* [Exercise task]:
Can you retype all of the data below line for line, without changing a single character?

* [Listings of boxed layout entries]:
· · · ·

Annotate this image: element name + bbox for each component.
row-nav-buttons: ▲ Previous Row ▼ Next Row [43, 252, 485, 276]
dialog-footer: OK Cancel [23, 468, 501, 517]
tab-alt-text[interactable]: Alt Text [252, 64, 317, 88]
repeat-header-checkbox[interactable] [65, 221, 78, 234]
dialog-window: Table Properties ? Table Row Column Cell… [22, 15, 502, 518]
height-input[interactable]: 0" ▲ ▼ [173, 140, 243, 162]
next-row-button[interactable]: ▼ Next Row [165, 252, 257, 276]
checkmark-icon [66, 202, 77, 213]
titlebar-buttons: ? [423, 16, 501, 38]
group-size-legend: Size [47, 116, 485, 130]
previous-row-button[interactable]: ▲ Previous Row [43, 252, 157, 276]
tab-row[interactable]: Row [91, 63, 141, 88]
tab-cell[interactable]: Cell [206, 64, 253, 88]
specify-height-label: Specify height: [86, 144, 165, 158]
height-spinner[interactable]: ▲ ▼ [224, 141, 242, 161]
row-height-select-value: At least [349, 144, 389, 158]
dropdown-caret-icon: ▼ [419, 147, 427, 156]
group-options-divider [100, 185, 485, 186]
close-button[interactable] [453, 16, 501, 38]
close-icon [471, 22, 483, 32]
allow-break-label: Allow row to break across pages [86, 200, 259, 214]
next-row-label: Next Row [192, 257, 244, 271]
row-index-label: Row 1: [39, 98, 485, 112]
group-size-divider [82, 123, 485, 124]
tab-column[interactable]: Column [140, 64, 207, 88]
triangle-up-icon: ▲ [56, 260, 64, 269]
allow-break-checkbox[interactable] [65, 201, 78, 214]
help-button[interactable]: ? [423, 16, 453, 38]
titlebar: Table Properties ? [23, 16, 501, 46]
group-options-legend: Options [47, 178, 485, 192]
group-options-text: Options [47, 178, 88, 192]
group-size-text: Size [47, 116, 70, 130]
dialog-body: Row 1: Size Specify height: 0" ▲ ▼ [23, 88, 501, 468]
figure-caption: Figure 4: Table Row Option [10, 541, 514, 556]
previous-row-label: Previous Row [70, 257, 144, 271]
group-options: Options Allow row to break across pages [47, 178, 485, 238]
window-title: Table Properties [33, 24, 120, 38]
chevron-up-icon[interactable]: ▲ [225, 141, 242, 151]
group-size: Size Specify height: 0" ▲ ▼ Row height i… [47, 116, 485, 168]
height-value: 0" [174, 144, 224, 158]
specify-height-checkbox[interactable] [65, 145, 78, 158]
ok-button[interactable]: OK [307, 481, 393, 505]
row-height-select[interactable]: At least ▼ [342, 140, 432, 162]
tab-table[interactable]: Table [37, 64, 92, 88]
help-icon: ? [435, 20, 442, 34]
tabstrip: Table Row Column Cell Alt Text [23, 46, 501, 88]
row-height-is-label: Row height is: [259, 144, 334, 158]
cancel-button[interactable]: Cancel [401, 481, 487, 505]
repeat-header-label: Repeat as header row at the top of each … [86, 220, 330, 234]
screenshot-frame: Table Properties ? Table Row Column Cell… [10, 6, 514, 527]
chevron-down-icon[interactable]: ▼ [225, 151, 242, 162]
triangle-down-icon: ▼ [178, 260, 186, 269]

· · · ·

* [Output of the task]:
Annotate this image: element name + bbox for each component.
row-nav-buttons: ▲ Previous Row ▼ Next Row [43, 252, 485, 276]
dialog-footer: OK Cancel [23, 468, 501, 517]
tab-alt-text[interactable]: Alt Text [252, 64, 317, 88]
repeat-header-checkbox[interactable] [65, 221, 78, 234]
dialog-window: Table Properties ? Table Row Column Cell… [22, 15, 502, 518]
height-input[interactable]: 0" ▲ ▼ [173, 140, 243, 162]
next-row-button[interactable]: ▼ Next Row [165, 252, 257, 276]
checkmark-icon [66, 202, 77, 213]
titlebar-buttons: ? [423, 16, 501, 38]
group-size-legend: Size [47, 116, 485, 130]
previous-row-button[interactable]: ▲ Previous Row [43, 252, 157, 276]
tab-row[interactable]: Row [91, 63, 141, 88]
tab-cell[interactable]: Cell [206, 64, 253, 88]
specify-height-label: Specify height: [86, 144, 165, 158]
height-spinner[interactable]: ▲ ▼ [224, 141, 242, 161]
row-height-select-value: At least [349, 144, 389, 158]
dropdown-caret-icon: ▼ [419, 147, 427, 156]
group-options-divider [100, 185, 485, 186]
close-button[interactable] [453, 16, 501, 38]
close-icon [471, 22, 483, 32]
allow-break-label: Allow row to break across pages [86, 200, 259, 214]
next-row-label: Next Row [192, 257, 244, 271]
row-index-label: Row 1: [39, 98, 485, 112]
group-size-divider [82, 123, 485, 124]
tab-column[interactable]: Column [140, 64, 207, 88]
triangle-up-icon: ▲ [56, 260, 64, 269]
allow-break-checkbox[interactable] [65, 201, 78, 214]
help-button[interactable]: ? [423, 16, 453, 38]
titlebar: Table Properties ? [23, 16, 501, 46]
group-options-legend: Options [47, 178, 485, 192]
group-options-text: Options [47, 178, 88, 192]
group-size-text: Size [47, 116, 70, 130]
dialog-body: Row 1: Size Specify height: 0" ▲ ▼ [23, 88, 501, 468]
figure-caption: Figure 4: Table Row Option [10, 541, 514, 556]
previous-row-label: Previous Row [70, 257, 144, 271]
group-options: Options Allow row to break across pages [47, 178, 485, 238]
window-title: Table Properties [33, 24, 120, 38]
chevron-up-icon[interactable]: ▲ [225, 141, 242, 151]
group-size: Size Specify height: 0" ▲ ▼ Row height i… [47, 116, 485, 168]
height-value: 0" [174, 144, 224, 158]
specify-height-checkbox[interactable] [65, 145, 78, 158]
ok-button[interactable]: OK [307, 481, 393, 505]
row-height-select[interactable]: At least ▼ [342, 140, 432, 162]
tab-table[interactable]: Table [37, 64, 92, 88]
help-icon: ? [435, 20, 442, 34]
tabstrip: Table Row Column Cell Alt Text [23, 46, 501, 88]
row-height-is-label: Row height is: [259, 144, 334, 158]
cancel-button[interactable]: Cancel [401, 481, 487, 505]
repeat-header-label: Repeat as header row at the top of each … [86, 220, 330, 234]
screenshot-frame: Table Properties ? Table Row Column Cell… [10, 6, 514, 527]
chevron-down-icon[interactable]: ▼ [225, 151, 242, 162]
triangle-down-icon: ▼ [178, 260, 186, 269]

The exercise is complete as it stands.